## Input data

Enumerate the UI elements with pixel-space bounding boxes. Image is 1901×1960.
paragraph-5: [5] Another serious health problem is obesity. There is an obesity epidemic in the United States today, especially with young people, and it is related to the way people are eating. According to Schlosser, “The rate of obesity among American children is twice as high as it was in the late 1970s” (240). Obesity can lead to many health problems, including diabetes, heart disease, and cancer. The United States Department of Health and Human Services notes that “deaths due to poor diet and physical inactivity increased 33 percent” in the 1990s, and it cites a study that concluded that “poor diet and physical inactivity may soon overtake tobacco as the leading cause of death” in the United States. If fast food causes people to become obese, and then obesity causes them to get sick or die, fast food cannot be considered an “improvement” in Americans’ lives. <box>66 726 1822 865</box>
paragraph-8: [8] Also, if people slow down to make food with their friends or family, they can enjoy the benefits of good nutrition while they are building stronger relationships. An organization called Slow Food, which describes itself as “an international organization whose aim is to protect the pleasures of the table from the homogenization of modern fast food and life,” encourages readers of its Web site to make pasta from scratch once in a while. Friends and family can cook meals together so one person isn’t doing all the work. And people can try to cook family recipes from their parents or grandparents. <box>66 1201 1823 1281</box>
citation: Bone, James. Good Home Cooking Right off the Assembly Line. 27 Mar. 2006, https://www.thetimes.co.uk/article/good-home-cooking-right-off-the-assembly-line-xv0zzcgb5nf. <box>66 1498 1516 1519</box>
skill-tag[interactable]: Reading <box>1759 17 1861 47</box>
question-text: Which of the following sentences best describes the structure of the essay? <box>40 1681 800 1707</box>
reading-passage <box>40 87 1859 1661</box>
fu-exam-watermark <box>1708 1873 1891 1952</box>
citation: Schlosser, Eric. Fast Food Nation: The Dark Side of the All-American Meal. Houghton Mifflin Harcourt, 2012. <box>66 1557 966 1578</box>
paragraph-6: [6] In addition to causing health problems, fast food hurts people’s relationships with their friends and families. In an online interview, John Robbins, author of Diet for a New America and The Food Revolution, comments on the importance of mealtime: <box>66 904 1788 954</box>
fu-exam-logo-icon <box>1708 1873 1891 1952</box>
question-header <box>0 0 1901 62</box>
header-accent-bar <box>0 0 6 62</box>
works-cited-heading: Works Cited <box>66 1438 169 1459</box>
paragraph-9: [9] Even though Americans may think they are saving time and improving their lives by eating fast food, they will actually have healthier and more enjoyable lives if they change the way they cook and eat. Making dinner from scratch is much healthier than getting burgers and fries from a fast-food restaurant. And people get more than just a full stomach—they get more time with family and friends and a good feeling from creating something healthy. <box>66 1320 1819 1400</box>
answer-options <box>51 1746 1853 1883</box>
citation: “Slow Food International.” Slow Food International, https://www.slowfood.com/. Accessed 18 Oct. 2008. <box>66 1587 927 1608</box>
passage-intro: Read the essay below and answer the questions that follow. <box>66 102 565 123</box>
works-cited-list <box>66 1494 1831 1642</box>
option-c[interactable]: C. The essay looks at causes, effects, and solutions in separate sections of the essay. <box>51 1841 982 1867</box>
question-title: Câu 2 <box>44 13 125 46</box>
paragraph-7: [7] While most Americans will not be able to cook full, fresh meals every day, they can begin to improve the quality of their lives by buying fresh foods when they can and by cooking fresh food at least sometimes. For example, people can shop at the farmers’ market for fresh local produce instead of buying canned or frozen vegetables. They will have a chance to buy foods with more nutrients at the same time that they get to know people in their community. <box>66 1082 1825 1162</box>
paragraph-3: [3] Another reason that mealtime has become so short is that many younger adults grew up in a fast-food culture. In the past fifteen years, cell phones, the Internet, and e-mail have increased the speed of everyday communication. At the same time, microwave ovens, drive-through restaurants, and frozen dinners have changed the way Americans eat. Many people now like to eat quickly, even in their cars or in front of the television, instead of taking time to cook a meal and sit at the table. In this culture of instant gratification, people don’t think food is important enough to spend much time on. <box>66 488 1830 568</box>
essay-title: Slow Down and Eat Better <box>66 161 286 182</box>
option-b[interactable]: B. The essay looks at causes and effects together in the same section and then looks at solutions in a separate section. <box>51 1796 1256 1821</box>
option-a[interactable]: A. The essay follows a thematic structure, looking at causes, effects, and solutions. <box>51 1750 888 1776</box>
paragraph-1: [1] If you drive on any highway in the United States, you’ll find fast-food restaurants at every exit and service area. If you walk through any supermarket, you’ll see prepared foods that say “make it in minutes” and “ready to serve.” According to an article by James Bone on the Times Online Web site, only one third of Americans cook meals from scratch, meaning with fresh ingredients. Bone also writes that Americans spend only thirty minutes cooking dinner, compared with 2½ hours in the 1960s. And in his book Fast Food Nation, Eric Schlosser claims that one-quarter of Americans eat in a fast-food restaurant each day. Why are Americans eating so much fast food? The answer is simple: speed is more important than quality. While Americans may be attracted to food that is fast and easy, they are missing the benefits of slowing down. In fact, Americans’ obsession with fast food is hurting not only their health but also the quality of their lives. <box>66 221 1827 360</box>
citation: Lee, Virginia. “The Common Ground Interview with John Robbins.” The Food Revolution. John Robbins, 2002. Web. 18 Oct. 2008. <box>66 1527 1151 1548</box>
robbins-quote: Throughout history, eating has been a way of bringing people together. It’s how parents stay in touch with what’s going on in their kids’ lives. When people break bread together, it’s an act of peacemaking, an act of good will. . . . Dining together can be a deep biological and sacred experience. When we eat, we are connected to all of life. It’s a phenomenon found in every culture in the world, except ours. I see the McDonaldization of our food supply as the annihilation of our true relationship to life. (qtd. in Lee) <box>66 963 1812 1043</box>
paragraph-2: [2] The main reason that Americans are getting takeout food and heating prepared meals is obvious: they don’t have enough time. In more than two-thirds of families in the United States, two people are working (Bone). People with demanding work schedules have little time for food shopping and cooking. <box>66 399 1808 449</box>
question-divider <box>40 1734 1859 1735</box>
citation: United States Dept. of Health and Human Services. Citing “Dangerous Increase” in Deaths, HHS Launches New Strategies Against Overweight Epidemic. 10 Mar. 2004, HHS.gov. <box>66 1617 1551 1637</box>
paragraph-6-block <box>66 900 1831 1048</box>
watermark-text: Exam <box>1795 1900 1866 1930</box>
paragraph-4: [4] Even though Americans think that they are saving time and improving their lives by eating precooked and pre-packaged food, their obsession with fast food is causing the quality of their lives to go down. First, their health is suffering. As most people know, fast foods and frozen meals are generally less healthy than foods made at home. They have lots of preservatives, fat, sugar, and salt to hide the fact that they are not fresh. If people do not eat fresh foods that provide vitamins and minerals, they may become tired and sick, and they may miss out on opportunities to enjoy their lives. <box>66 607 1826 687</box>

## Short exercise
Please give all the rows above as a numbered list, leaving out any blank lines.

## Answer to the exercise
1. Enumerate the UI elements with pixel-space bounding boxes. Image is 1901×1960.
2. paragraph-5: [5] Another serious health problem is obesity. There is an obesity epidemic in the United States today, especially with young people, and it is related to the way people are eating. According to Schlosser, “The rate of obesity among American children is twice as high as it was in the late 1970s” (240). Obesity can lead to many health problems, including diabetes, heart disease, and cancer. The United States Department of Health and Human Services notes that “deaths due to poor diet and physical inactivity increased 33 percent” in the 1990s, and it cites a study that concluded that “poor diet and physical inactivity may soon overtake tobacco as the leading cause of death” in the United States. If fast food causes people to become obese, and then obesity causes them to get sick or die, fast food cannot be considered an “improvement” in Americans’ lives. <box>66 726 1822 865</box>
3. paragraph-8: [8] Also, if people slow down to make food with their friends or family, they can enjoy the benefits of good nutrition while they are building stronger relationships. An organization called Slow Food, which describes itself as “an international organization whose aim is to protect the pleasures of the table from the homogenization of modern fast food and life,” encourages readers of its Web site to make pasta from scratch once in a while. Friends and family can cook meals together so one person isn’t doing all the work. And people can try to cook family recipes from their parents or grandparents. <box>66 1201 1823 1281</box>
4. citation: Bone, James. Good Home Cooking Right off the Assembly Line. 27 Mar. 2006, https://www.thetimes.co.uk/article/good-home-cooking-right-off-the-assembly-line-xv0zzcgb5nf. <box>66 1498 1516 1519</box>
5. skill-tag[interactable]: Reading <box>1759 17 1861 47</box>
6. question-text: Which of the following sentences best describes the structure of the essay? <box>40 1681 800 1707</box>
7. reading-passage <box>40 87 1859 1661</box>
8. fu-exam-watermark <box>1708 1873 1891 1952</box>
9. citation: Schlosser, Eric. Fast Food Nation: The Dark Side of the All-American Meal. Houghton Mifflin Harcourt, 2012. <box>66 1557 966 1578</box>
10. paragraph-6: [6] In addition to causing health problems, fast food hurts people’s relationships with their friends and families. In an online interview, John Robbins, author of Diet for a New America and The Food Revolution, comments on the importance of mealtime: <box>66 904 1788 954</box>
11. fu-exam-logo-icon <box>1708 1873 1891 1952</box>
12. question-header <box>0 0 1901 62</box>
13. header-accent-bar <box>0 0 6 62</box>
14. works-cited-heading: Works Cited <box>66 1438 169 1459</box>
15. paragraph-9: [9] Even though Americans may think they are saving time and improving their lives by eating fast food, they will actually have healthier and more enjoyable lives if they change the way they cook and eat. Making dinner from scratch is much healthier than getting burgers and fries from a fast-food restaurant. And people get more than just a full stomach—they get more time with family and friends and a good feeling from creating something healthy. <box>66 1320 1819 1400</box>
16. answer-options <box>51 1746 1853 1883</box>
17. citation: “Slow Food International.” Slow Food International, https://www.slowfood.com/. Accessed 18 Oct. 2008. <box>66 1587 927 1608</box>
18. passage-intro: Read the essay below and answer the questions that follow. <box>66 102 565 123</box>
19. works-cited-list <box>66 1494 1831 1642</box>
20. option-c[interactable]: C. The essay looks at causes, effects, and solutions in separate sections of the essay. <box>51 1841 982 1867</box>
21. question-title: Câu 2 <box>44 13 125 46</box>
22. paragraph-7: [7] While most Americans will not be able to cook full, fresh meals every day, they can begin to improve the quality of their lives by buying fresh foods when they can and by cooking fresh food at least sometimes. For example, people can shop at the farmers’ market for fresh local produce instead of buying canned or frozen vegetables. They will have a chance to buy foods with more nutrients at the same time that they get to know people in their community. <box>66 1082 1825 1162</box>
23. paragraph-3: [3] Another reason that mealtime has become so short is that many younger adults grew up in a fast-food culture. In the past fifteen years, cell phones, the Internet, and e-mail have increased the speed of everyday communication. At the same time, microwave ovens, drive-through restaurants, and frozen dinners have changed the way Americans eat. Many people now like to eat quickly, even in their cars or in front of the television, instead of taking time to cook a meal and sit at the table. In this culture of instant gratification, people don’t think food is important enough to spend much time on. <box>66 488 1830 568</box>
24. essay-title: Slow Down and Eat Better <box>66 161 286 182</box>
25. option-b[interactable]: B. The essay looks at causes and effects together in the same section and then looks at solutions in a separate section. <box>51 1796 1256 1821</box>
26. option-a[interactable]: A. The essay follows a thematic structure, looking at causes, effects, and solutions. <box>51 1750 888 1776</box>
27. paragraph-1: [1] If you drive on any highway in the United States, you’ll find fast-food restaurants at every exit and service area. If you walk through any supermarket, you’ll see prepared foods that say “make it in minutes” and “ready to serve.” According to an article by James Bone on the Times Online Web site, only one third of Americans cook meals from scratch, meaning with fresh ingredients. Bone also writes that Americans spend only thirty minutes cooking dinner, compared with 2½ hours in the 1960s. And in his book Fast Food Nation, Eric Schlosser claims that one-quarter of Americans eat in a fast-food restaurant each day. Why are Americans eating so much fast food? The answer is simple: speed is more important than quality. While Americans may be attracted to food that is fast and easy, they are missing the benefits of slowing down. In fact, Americans’ obsession with fast food is hurting not only their health but also the quality of their lives. <box>66 221 1827 360</box>
28. citation: Lee, Virginia. “The Common Ground Interview with John Robbins.” The Food Revolution. John Robbins, 2002. Web. 18 Oct. 2008. <box>66 1527 1151 1548</box>
29. robbins-quote: Throughout history, eating has been a way of bringing people together. It’s how parents stay in touch with what’s going on in their kids’ lives. When people break bread together, it’s an act of peacemaking, an act of good will. . . . Dining together can be a deep biological and sacred experience. When we eat, we are connected to all of life. It’s a phenomenon found in every culture in the world, except ours. I see the McDonaldization of our food supply as the annihilation of our true relationship to life. (qtd. in Lee) <box>66 963 1812 1043</box>
30. paragraph-2: [2] The main reason that Americans are getting takeout food and heating prepared meals is obvious: they don’t have enough time. In more than two-thirds of families in the United States, two people are working (Bone). People with demanding work schedules have little time for food shopping and cooking. <box>66 399 1808 449</box>
31. question-divider <box>40 1734 1859 1735</box>
32. citation: United States Dept. of Health and Human Services. Citing “Dangerous Increase” in Deaths, HHS Launches New Strategies Against Overweight Epidemic. 10 Mar. 2004, HHS.gov. <box>66 1617 1551 1637</box>
33. paragraph-6-block <box>66 900 1831 1048</box>
34. watermark-text: Exam <box>1795 1900 1866 1930</box>
35. paragraph-4: [4] Even though Americans think that they are saving time and improving their lives by eating precooked and pre-packaged food, their obsession with fast food is causing the quality of their lives to go down. First, their health is suffering. As most people know, fast foods and frozen meals are generally less healthy than foods made at home. They have lots of preservatives, fat, sugar, and salt to hide the fact that they are not fresh. If people do not eat fresh foods that provide vitamins and minerals, they may become tired and sick, and they may miss out on opportunities to enjoy their lives. <box>66 607 1826 687</box>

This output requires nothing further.